** Start Material supplied **
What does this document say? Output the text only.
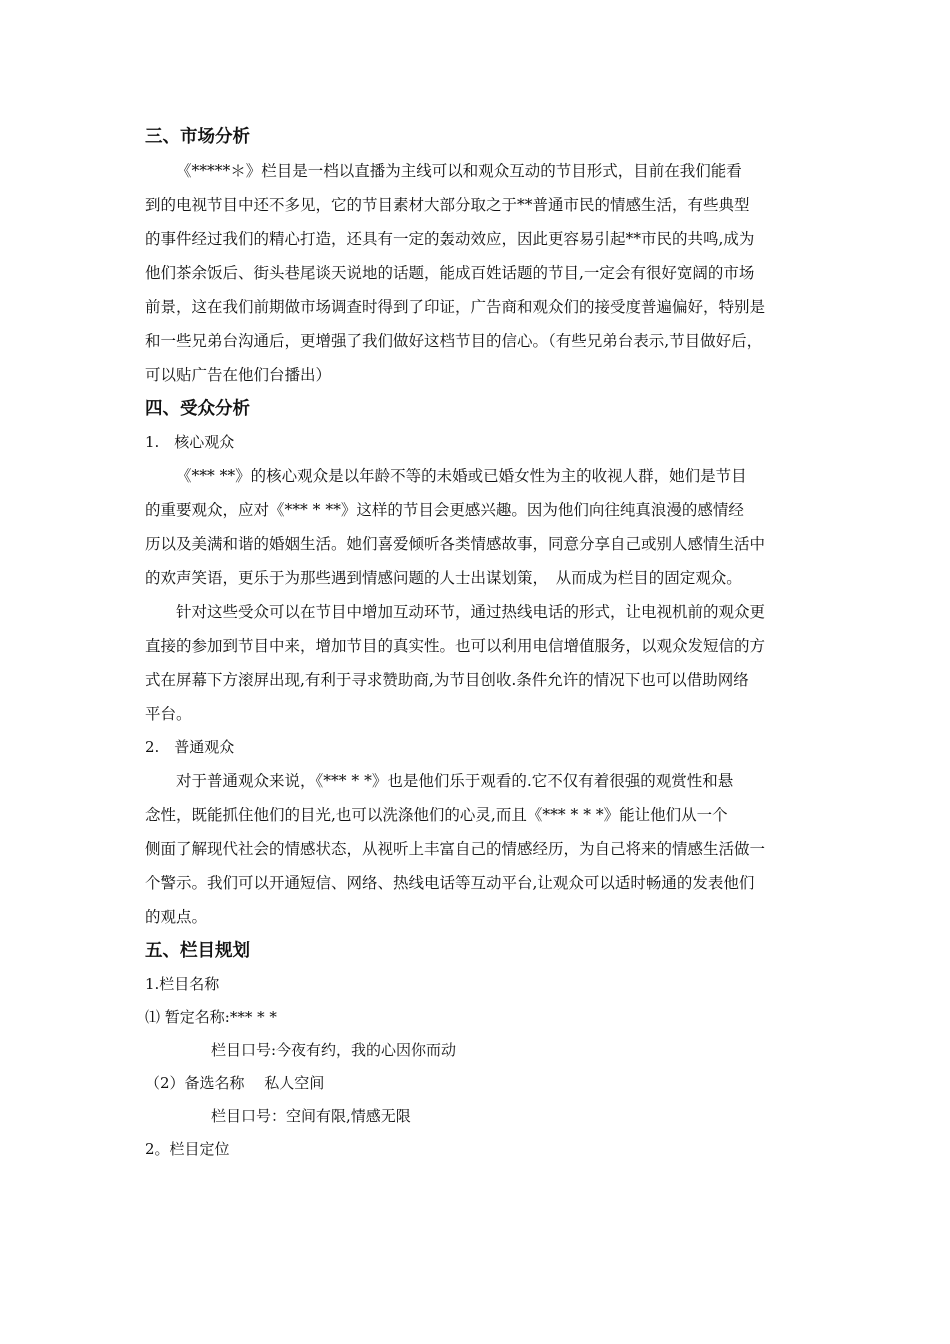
三、市场分析
《*****＊》栏目是一档以直播为主线可以和观众互动的节目形式，目前在我们能看
到的电视节目中还不多见，它的节目素材大部分取之于**普通市民的情感生活，有些典型
的事件经过我们的精心打造，还具有一定的轰动效应，因此更容易引起**市民的共鸣,成为
他们茶余饭后、街头巷尾谈天说地的话题，能成百姓话题的节目,一定会有很好宽阔的市场
前景，这在我们前期做市场调查时得到了印证，广告商和观众们的接受度普遍偏好，特别是
和一些兄弟台沟通后，更增强了我们做好这档节目的信心。（有些兄弟台表示,节目做好后，
可以贴广告在他们台播出）
四、受众分析
1.　核心观众
《*** **》的核心观众是以年龄不等的未婚或已婚女性为主的收视人群，她们是节目
的重要观众，应对《*** * **》这样的节目会更感兴趣。因为他们向往纯真浪漫的感情经
历以及美满和谐的婚姻生活。她们喜爱倾听各类情感故事，同意分享自己或别人感情生活中
的欢声笑语，更乐于为那些遇到情感问题的人士出谋划策，　从而成为栏目的固定观众。
针对这些受众可以在节目中增加互动环节，通过热线电话的形式，让电视机前的观众更
直接的参加到节目中来，增加节目的真实性。也可以利用电信增值服务，以观众发短信的方
式在屏幕下方滚屏出现,有利于寻求赞助商,为节目创收.条件允许的情况下也可以借助网络
平台。
2.　普通观众
对于普通观众来说，《*** * *》也是他们乐于观看的.它不仅有着很强的观赏性和悬
念性，既能抓住他们的目光,也可以洗涤他们的心灵,而且《*** * * *》能让他们从一个
侧面了解现代社会的情感状态，从视听上丰富自己的情感经历，为自己将来的情感生活做一
个警示。我们可以开通短信、网络、热线电话等互动平台,让观众可以适时畅通的发表他们
的观点。
五、栏目规划
1.栏目名称
⑴ 暂定名称:*** * *
栏目口号:今夜有约，我的心因你而动
（2）备选名称　 私人空间
栏目口号：空间有限,情感无限
2。栏目定位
** End Material supplied **
Set problem
Transcribe all the data word for word; the images stay out.

Written response
What does this document say? Output the text only.
三、市场分析
《*****＊》栏目是一档以直播为主线可以和观众互动的节目形式，目前在我们能看
到的电视节目中还不多见，它的节目素材大部分取之于**普通市民的情感生活，有些典型
的事件经过我们的精心打造，还具有一定的轰动效应，因此更容易引起**市民的共鸣,成为
他们茶余饭后、街头巷尾谈天说地的话题，能成百姓话题的节目,一定会有很好宽阔的市场
前景，这在我们前期做市场调查时得到了印证，广告商和观众们的接受度普遍偏好，特别是
和一些兄弟台沟通后，更增强了我们做好这档节目的信心。（有些兄弟台表示,节目做好后，
可以贴广告在他们台播出）
四、受众分析
1.　核心观众
《*** **》的核心观众是以年龄不等的未婚或已婚女性为主的收视人群，她们是节目
的重要观众，应对《*** * **》这样的节目会更感兴趣。因为他们向往纯真浪漫的感情经
历以及美满和谐的婚姻生活。她们喜爱倾听各类情感故事，同意分享自己或别人感情生活中
的欢声笑语，更乐于为那些遇到情感问题的人士出谋划策，　从而成为栏目的固定观众。
针对这些受众可以在节目中增加互动环节，通过热线电话的形式，让电视机前的观众更
直接的参加到节目中来，增加节目的真实性。也可以利用电信增值服务，以观众发短信的方
式在屏幕下方滚屏出现,有利于寻求赞助商,为节目创收.条件允许的情况下也可以借助网络
平台。
2.　普通观众
对于普通观众来说，《*** * *》也是他们乐于观看的.它不仅有着很强的观赏性和悬
念性，既能抓住他们的目光,也可以洗涤他们的心灵,而且《*** * * *》能让他们从一个
侧面了解现代社会的情感状态，从视听上丰富自己的情感经历，为自己将来的情感生活做一
个警示。我们可以开通短信、网络、热线电话等互动平台,让观众可以适时畅通的发表他们
的观点。
五、栏目规划
1.栏目名称
⑴ 暂定名称:*** * *
栏目口号:今夜有约，我的心因你而动
（2）备选名称　 私人空间
栏目口号：空间有限,情感无限
2。栏目定位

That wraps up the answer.